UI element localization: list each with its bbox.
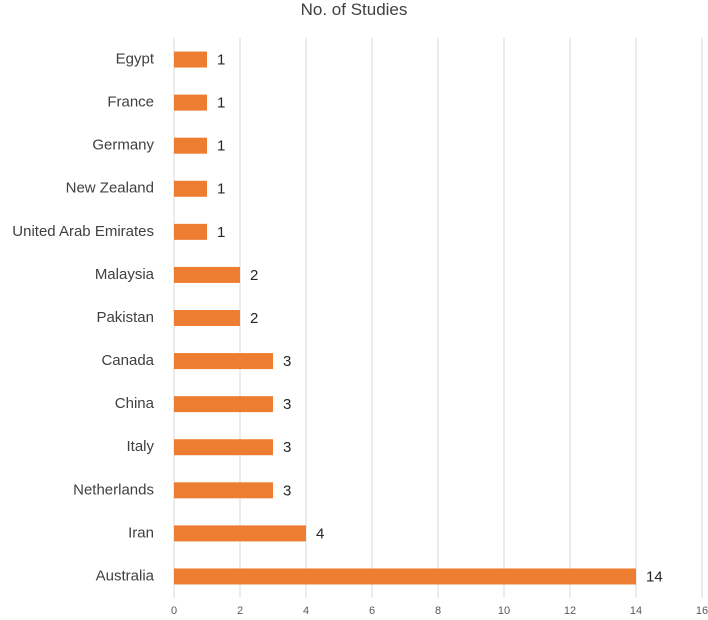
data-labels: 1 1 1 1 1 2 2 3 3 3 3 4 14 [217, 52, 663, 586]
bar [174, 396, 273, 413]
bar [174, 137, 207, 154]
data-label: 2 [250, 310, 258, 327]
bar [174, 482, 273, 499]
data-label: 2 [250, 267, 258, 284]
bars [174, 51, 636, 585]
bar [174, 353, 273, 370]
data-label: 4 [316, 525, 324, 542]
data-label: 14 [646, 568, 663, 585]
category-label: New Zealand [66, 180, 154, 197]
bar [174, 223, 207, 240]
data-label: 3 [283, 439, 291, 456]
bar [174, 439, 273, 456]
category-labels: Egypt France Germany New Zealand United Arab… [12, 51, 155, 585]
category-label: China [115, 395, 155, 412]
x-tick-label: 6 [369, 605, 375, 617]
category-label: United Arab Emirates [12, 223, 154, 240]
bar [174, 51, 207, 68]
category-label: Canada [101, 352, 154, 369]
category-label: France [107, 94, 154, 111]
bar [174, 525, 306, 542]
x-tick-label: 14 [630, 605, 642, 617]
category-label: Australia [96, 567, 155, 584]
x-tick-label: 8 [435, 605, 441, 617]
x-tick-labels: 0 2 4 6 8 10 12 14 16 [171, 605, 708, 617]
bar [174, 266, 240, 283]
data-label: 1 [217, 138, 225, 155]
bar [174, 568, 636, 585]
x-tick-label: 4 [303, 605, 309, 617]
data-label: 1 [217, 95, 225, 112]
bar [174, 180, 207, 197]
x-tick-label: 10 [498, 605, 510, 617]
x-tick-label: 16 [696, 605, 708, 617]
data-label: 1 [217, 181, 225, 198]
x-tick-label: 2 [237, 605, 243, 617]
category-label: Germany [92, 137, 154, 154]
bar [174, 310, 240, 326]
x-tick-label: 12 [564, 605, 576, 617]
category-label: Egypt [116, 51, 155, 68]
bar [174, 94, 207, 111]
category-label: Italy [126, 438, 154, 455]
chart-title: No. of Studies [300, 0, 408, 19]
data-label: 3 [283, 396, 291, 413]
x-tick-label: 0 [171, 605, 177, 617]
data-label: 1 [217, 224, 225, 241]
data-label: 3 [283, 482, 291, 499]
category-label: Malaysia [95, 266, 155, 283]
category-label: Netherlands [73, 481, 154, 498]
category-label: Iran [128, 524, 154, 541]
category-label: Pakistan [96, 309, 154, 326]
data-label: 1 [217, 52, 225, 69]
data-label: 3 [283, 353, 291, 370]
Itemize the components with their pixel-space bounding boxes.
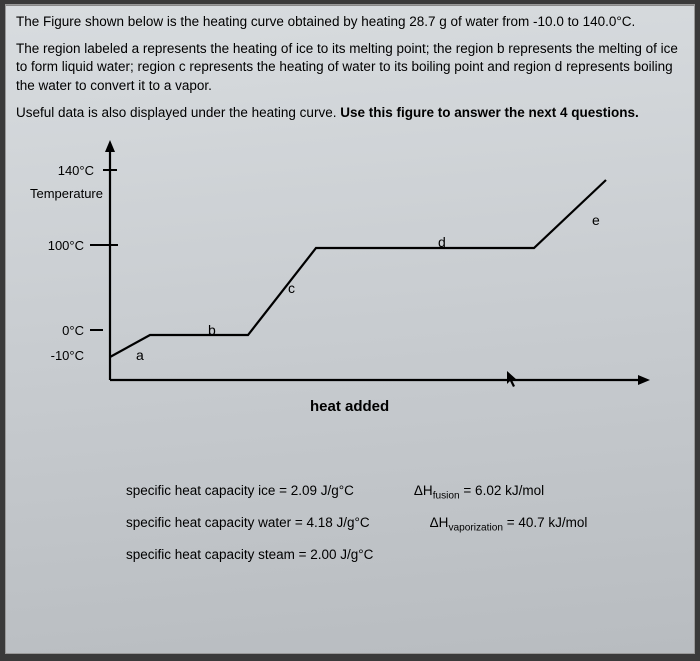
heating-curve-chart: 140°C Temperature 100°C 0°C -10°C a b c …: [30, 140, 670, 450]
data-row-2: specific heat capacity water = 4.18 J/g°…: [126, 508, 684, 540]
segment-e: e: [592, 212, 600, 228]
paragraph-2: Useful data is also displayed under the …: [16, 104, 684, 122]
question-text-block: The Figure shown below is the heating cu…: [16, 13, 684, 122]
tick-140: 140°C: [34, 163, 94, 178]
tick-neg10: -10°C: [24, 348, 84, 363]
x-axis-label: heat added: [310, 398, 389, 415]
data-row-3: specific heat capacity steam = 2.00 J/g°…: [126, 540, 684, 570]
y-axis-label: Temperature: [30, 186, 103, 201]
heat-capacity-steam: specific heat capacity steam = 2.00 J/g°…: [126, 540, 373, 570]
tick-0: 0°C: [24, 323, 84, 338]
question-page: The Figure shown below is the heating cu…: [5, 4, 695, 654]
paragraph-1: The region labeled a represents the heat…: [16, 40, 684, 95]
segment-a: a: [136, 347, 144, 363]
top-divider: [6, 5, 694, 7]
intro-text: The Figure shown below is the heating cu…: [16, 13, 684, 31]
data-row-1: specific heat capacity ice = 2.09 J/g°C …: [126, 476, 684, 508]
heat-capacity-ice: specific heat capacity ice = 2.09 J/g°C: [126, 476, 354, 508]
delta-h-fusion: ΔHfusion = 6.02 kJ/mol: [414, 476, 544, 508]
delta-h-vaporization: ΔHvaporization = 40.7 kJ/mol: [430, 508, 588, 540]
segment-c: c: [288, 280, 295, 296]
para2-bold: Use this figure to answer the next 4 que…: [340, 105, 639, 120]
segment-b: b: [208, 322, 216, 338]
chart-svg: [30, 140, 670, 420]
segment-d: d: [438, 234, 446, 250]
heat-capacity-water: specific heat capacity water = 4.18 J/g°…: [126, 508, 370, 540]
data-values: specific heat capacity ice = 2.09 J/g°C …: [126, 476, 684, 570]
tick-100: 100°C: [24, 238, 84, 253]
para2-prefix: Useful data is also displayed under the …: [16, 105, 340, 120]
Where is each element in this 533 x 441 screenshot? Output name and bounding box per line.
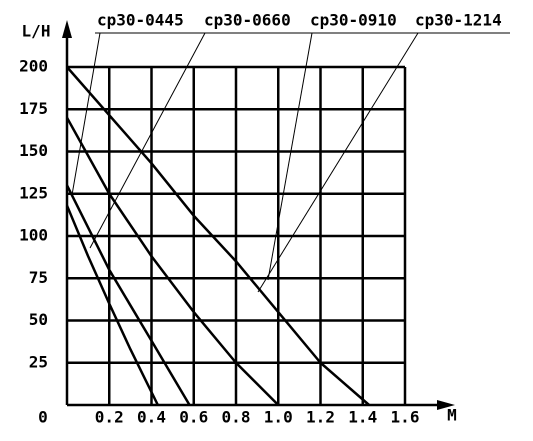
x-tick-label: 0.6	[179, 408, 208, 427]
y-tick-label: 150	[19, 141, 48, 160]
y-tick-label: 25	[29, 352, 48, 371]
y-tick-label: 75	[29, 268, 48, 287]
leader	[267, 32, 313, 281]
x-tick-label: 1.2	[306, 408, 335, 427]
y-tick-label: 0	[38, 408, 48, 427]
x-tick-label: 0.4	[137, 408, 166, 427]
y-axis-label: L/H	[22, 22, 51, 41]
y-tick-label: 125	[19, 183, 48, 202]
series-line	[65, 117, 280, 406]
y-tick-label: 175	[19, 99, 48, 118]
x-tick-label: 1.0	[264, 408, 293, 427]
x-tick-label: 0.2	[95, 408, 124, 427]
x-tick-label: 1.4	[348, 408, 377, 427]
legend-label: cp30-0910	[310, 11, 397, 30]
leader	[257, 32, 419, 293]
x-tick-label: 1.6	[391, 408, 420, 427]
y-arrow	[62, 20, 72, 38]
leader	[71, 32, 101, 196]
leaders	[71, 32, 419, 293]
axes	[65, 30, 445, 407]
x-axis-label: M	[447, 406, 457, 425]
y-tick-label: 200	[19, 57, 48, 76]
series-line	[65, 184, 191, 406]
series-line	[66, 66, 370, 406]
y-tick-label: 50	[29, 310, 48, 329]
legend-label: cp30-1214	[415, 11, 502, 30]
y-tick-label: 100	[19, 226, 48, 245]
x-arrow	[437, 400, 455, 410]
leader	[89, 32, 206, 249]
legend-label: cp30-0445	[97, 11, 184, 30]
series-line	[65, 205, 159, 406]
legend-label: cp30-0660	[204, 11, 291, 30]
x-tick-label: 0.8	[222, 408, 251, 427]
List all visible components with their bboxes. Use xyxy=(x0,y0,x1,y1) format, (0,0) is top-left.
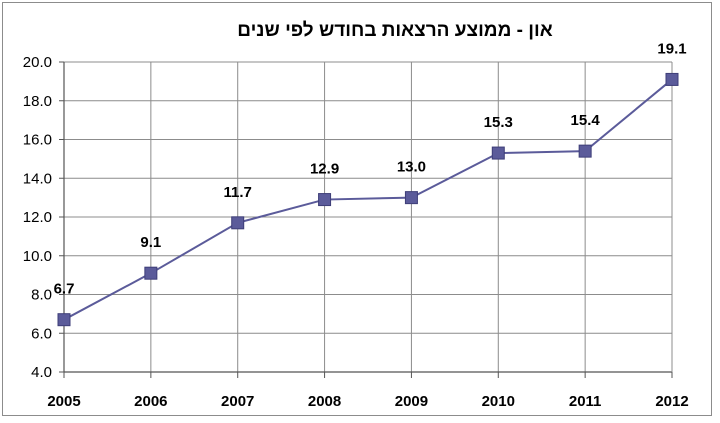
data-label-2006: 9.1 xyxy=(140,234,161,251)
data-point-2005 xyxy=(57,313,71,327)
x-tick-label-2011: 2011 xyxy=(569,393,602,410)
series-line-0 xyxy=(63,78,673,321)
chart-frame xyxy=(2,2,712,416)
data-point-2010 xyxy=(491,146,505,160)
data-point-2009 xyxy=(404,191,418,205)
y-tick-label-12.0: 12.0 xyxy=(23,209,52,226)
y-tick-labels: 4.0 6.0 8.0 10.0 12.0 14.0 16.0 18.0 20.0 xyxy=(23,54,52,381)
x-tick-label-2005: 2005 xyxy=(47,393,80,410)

-=-=-=-=-

• [WHAT THE EXERCISE ASKS]: Copy out all of the rows above, but swap every "legend-label" for "series-name" and keep everything else the same. Leave the pictures out of your copy.

• [WORKED ANSWER]:
UI element localization: list each with its bbox.
data-labels: 1 1 1 1 1 2 2 3 3 3 3 4 14 [217, 52, 663, 586]
bar [174, 396, 273, 413]
bar [174, 137, 207, 154]
data-label: 2 [250, 310, 258, 327]
bar [174, 482, 273, 499]
data-label: 2 [250, 267, 258, 284]
bars [174, 51, 636, 585]
bar [174, 353, 273, 370]
data-label: 4 [316, 525, 324, 542]
data-label: 14 [646, 568, 663, 585]
category-label: New Zealand [66, 180, 154, 197]
bar [174, 223, 207, 240]
data-label: 3 [283, 439, 291, 456]
bar [174, 439, 273, 456]
category-labels: Egypt France Germany New Zealand United Arab… [12, 51, 155, 585]
category-label: China [115, 395, 155, 412]
x-tick-label: 6 [369, 605, 375, 617]
category-label: United Arab Emirates [12, 223, 154, 240]
bar [174, 51, 207, 68]
category-label: Canada [101, 352, 154, 369]
category-label: France [107, 94, 154, 111]
bar [174, 525, 306, 542]
x-tick-label: 14 [630, 605, 642, 617]
category-label: Australia [96, 567, 155, 584]
x-tick-label: 8 [435, 605, 441, 617]
x-tick-labels: 0 2 4 6 8 10 12 14 16 [171, 605, 708, 617]
bar [174, 266, 240, 283]
data-label: 1 [217, 138, 225, 155]
bar [174, 568, 636, 585]
x-tick-label: 4 [303, 605, 309, 617]
data-label: 1 [217, 95, 225, 112]
bar [174, 180, 207, 197]
x-tick-label: 10 [498, 605, 510, 617]
x-tick-label: 16 [696, 605, 708, 617]
data-label: 1 [217, 181, 225, 198]
x-tick-label: 2 [237, 605, 243, 617]
category-label: Germany [92, 137, 154, 154]
bar [174, 310, 240, 326]
x-tick-label: 12 [564, 605, 576, 617]
category-label: Egypt [116, 51, 155, 68]
bar [174, 94, 207, 111]
category-label: Italy [126, 438, 154, 455]
chart-title: No. of Studies [300, 0, 408, 19]
data-label: 3 [283, 396, 291, 413]
x-tick-label: 0 [171, 605, 177, 617]
data-label: 1 [217, 224, 225, 241]
data-label: 3 [283, 482, 291, 499]
category-label: Malaysia [95, 266, 155, 283]
category-label: Netherlands [73, 481, 154, 498]
category-label: Iran [128, 524, 154, 541]
category-label: Pakistan [96, 309, 154, 326]
data-label: 1 [217, 52, 225, 69]
data-label: 3 [283, 353, 291, 370]
Itemize the components with their pixel-space bounding boxes.
heating-curve-chart: 140°C Temperature 100°C 0°C -10°C a b c …: [30, 140, 670, 450]
data-row-2: specific heat capacity water = 4.18 J/g°…: [126, 508, 684, 540]
segment-e: e: [592, 212, 600, 228]
paragraph-2: Useful data is also displayed under the …: [16, 104, 684, 122]
question-text-block: The Figure shown below is the heating cu…: [16, 13, 684, 122]
tick-140: 140°C: [34, 163, 94, 178]
tick-neg10: -10°C: [24, 348, 84, 363]
x-axis-label: heat added: [310, 398, 389, 415]
data-row-3: specific heat capacity steam = 2.00 J/g°…: [126, 540, 684, 570]
y-axis-label: Temperature: [30, 186, 103, 201]
heat-capacity-steam: specific heat capacity steam = 2.00 J/g°…: [126, 540, 373, 570]
tick-0: 0°C: [24, 323, 84, 338]
question-page: The Figure shown below is the heating cu…: [5, 4, 695, 654]
paragraph-1: The region labeled a represents the heat…: [16, 40, 684, 95]
segment-a: a: [136, 347, 144, 363]
top-divider: [6, 5, 694, 7]
intro-text: The Figure shown below is the heating cu…: [16, 13, 684, 31]
data-row-1: specific heat capacity ice = 2.09 J/g°C …: [126, 476, 684, 508]
heat-capacity-ice: specific heat capacity ice = 2.09 J/g°C: [126, 476, 354, 508]
delta-h-fusion: ΔHfusion = 6.02 kJ/mol: [414, 476, 544, 508]
delta-h-vaporization: ΔHvaporization = 40.7 kJ/mol: [430, 508, 588, 540]
segment-c: c: [288, 280, 295, 296]
para2-bold: Use this figure to answer the next 4 que…: [340, 105, 639, 120]
segment-b: b: [208, 322, 216, 338]
chart-svg: [30, 140, 670, 420]
segment-d: d: [438, 234, 446, 250]
heat-capacity-water: specific heat capacity water = 4.18 J/g°…: [126, 508, 370, 540]
data-values: specific heat capacity ice = 2.09 J/g°C …: [126, 476, 684, 570]
tick-100: 100°C: [24, 238, 84, 253]
para2-prefix: Useful data is also displayed under the …: [16, 105, 340, 120]
Where is each element in this 533 x 441 screenshot? Output name and bounding box per line.
x-tick-label: 0.6	[179, 408, 208, 427]
y-tick-label: 150	[19, 141, 48, 160]
y-tick-label: 25	[29, 352, 48, 371]
y-tick-label: 75	[29, 268, 48, 287]
leader	[267, 32, 313, 281]
x-tick-label: 1.2	[306, 408, 335, 427]
y-tick-label: 0	[38, 408, 48, 427]
x-tick-label: 0.4	[137, 408, 166, 427]
y-axis-label: L/H	[22, 22, 51, 41]
y-tick-label: 125	[19, 183, 48, 202]
series-line	[65, 117, 280, 406]
y-tick-label: 175	[19, 99, 48, 118]
x-tick-label: 1.0	[264, 408, 293, 427]
x-tick-label: 0.2	[95, 408, 124, 427]
x-tick-label: 1.4	[348, 408, 377, 427]
series-name: cp30-0910	[310, 11, 397, 30]
leader	[257, 32, 419, 293]
x-tick-label: 1.6	[391, 408, 420, 427]
y-arrow	[62, 20, 72, 38]
leader	[71, 32, 101, 196]
leaders	[71, 32, 419, 293]
axes	[65, 30, 445, 407]
x-axis-label: M	[447, 406, 457, 425]
y-tick-label: 200	[19, 57, 48, 76]
series-line	[65, 184, 191, 406]
series-line	[66, 66, 370, 406]
y-tick-label: 50	[29, 310, 48, 329]
series-name: cp30-1214	[415, 11, 502, 30]
y-tick-label: 100	[19, 226, 48, 245]
x-arrow	[437, 400, 455, 410]
leader	[89, 32, 206, 249]
series-name: cp30-0445	[97, 11, 184, 30]
series-line	[65, 205, 159, 406]
series-name: cp30-0660	[204, 11, 291, 30]
x-tick-label: 0.8	[222, 408, 251, 427]
List all visible components with their bboxes. Use xyxy=(x0,y0,x1,y1) format, (0,0) is top-left.
data-label-2006: 9.1 xyxy=(140,234,161,251)
data-point-2005 xyxy=(57,313,71,327)
x-tick-label-2011: 2011 xyxy=(569,393,602,410)
series-line-0 xyxy=(63,78,673,321)
chart-frame xyxy=(2,2,712,416)
data-point-2010 xyxy=(491,146,505,160)
data-point-2009 xyxy=(404,191,418,205)
y-tick-label-12.0: 12.0 xyxy=(23,209,52,226)
y-tick-labels: 4.0 6.0 8.0 10.0 12.0 14.0 16.0 18.0 20.0 xyxy=(23,54,52,381)
x-tick-label-2005: 2005 xyxy=(47,393,80,410)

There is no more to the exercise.